* _Dokumentausschnitt_
_ _ _ _ _
STANDARD: Muss der Bundeskanzler dasselbe können?

Gusenbauer: In einer Koalition ist die Chefrolle besonders schwierig, ich kann ja nicht allein entscheiden, sondern muss den Partner in jedem Punkt überzeugen, meine eigene Partei zufriedenstellen und die Erwartungen der Öffentlichkeit. All das unter einen Hut zu bringen ist eine komplexere Übung, als eine Bank zu führen.

STANDARD: Das Schwierigste dabei?

Gusenbauer: Der Koalitionspartner.

STANDARD: Woran scheitern Manager und Politiker? Gier, Ehrgeiz?

Roberts: Man scheitert, wenn man das, was man sagt, nicht tut. Die meisten scheitern, weil sie zu hohe Erwartungen erzeugen.

Gusenbauer: In der Politik ist das leicht zu messen: Verliert man zu oft Wahlen, führt das zum Scheitern. Eine ganz andere Frage ist, ob man als Politiker gut oder schlecht war, etwas verändert hat: Das beantwortet erst die Geschichte.

STANDARD: Apropos, Sie haben jüngst über Grabinschriften philosophiert. Ich meine es nicht unhöflich: Was soll draufstehen?
_ _ _ _ _
[Auflistungen von Elementen und Regionen]

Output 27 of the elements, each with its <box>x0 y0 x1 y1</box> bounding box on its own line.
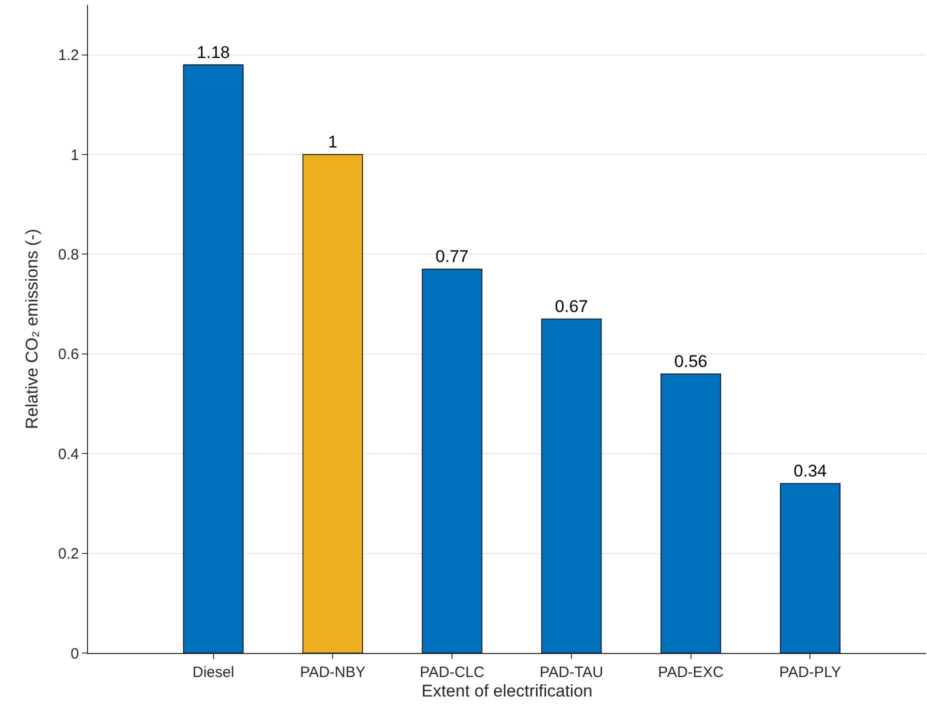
x-tick-label: PAD-CLC <box>420 664 485 681</box>
x-tick-label: PAD-EXC <box>658 664 724 681</box>
y-tick-label: 0.6 <box>58 346 79 364</box>
bar <box>541 318 602 653</box>
x-tick-label: Diesel <box>192 664 234 681</box>
y-tick-label: 0.8 <box>58 246 79 264</box>
x-axis-title: Extent of electrification <box>421 681 593 700</box>
y-tick-label: 0.2 <box>58 546 79 563</box>
y-tick-label: 0.4 <box>58 446 79 463</box>
x-tick-label: PAD-TAU <box>540 664 604 681</box>
data-label: 0.77 <box>436 247 469 266</box>
y-tick-label: 1 <box>70 146 79 164</box>
y-tick-label: 0 <box>70 645 79 662</box>
bar <box>660 373 722 653</box>
bar <box>422 268 482 653</box>
bar <box>780 483 840 653</box>
data-label: 0.67 <box>554 297 588 316</box>
bar <box>183 64 244 653</box>
x-tick-label: PAD-PLY <box>779 664 842 681</box>
y-tick-label: 1.2 <box>58 47 79 64</box>
bar <box>302 154 363 653</box>
data-label: 1.18 <box>196 42 230 62</box>
x-tick-label: PAD-NBY <box>300 664 366 681</box>
data-label: 0.56 <box>674 352 708 371</box>
data-label: 0.34 <box>794 462 827 481</box>
y-axis-title: Relative CO₂ emissions (-) <box>22 228 42 430</box>
data-label: 1 <box>328 132 338 152</box>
_ _ _ _ _
* _Aufgaben_
**1)** Woran scheitern laut Roberts im Interviewausschnitt die meisten?
**2)** Führe den Interviewausschnitt im Anschluss an die zuletzt gestellte Frage weiter.
Die Einträge stehen in keinem Zusammenhang mit dem Interviewausschnitt.

* _Antworten_
**1)** Die meisten scheitern, weil sie zu hohe Erwartungen erzeugen.

**2)**
Roberts: "Er hat sein Bestes gegeben, das Richtige zu tun."

Gusenbauer: Fragen Sie mich in 30 Jahren.

STANDARD: Könnte zu spät sein.

Gusenbauer: Jetzt sind Sie noch unhöflicher.

STANDARD: Warum? Das Leben kann jederzeit vorbei sein.

Roberts: Das stimmt.

Gusenbauer: Okay. Das Leben ist hart und manchmal zu kurz.

STANDARD: Gute Grabinschrift. Sie sprachen von den Instrumenten von Politik und Management. Wie schauen die der Politik heute aus?

Gusenbauer: Was unsere Zeiten zivilisierter macht als die alten, ist, dass Kämpfe in westlichen Demokratien nicht mehr mit echten Waffen geführt werden. Heutzutage gibt es neben den bekannten Waffen der Politik wie Verstand oder Redekunst auch die verborgenen: Lügen, Manipulation, Niedertracht und Abscheu. Immer noch besser als Gewehre und Bomben.

STANDARD: Und da arbeiten Sie? Ein schwarzes Bild, das Sie da malen.

Gusenbauer: Gar nicht, früher zogen die Leute in den Krieg ...

Roberts: ... heute in die Schlacht der Massenmedien.

Gusenbauer: Dieselben Mechanismen haben Sie doch auch in Unternehmen, nur verfolgen das die Medien nicht so genau. Meine Frau hat in einem großen internationalen Unternehmen gearbeitet, und wenn wir mit Freunden aus der Politik geplaudert haben, hat sie immer gesagt: "Wie bei uns."

STANDARD: Bei Ihnen auch so arg?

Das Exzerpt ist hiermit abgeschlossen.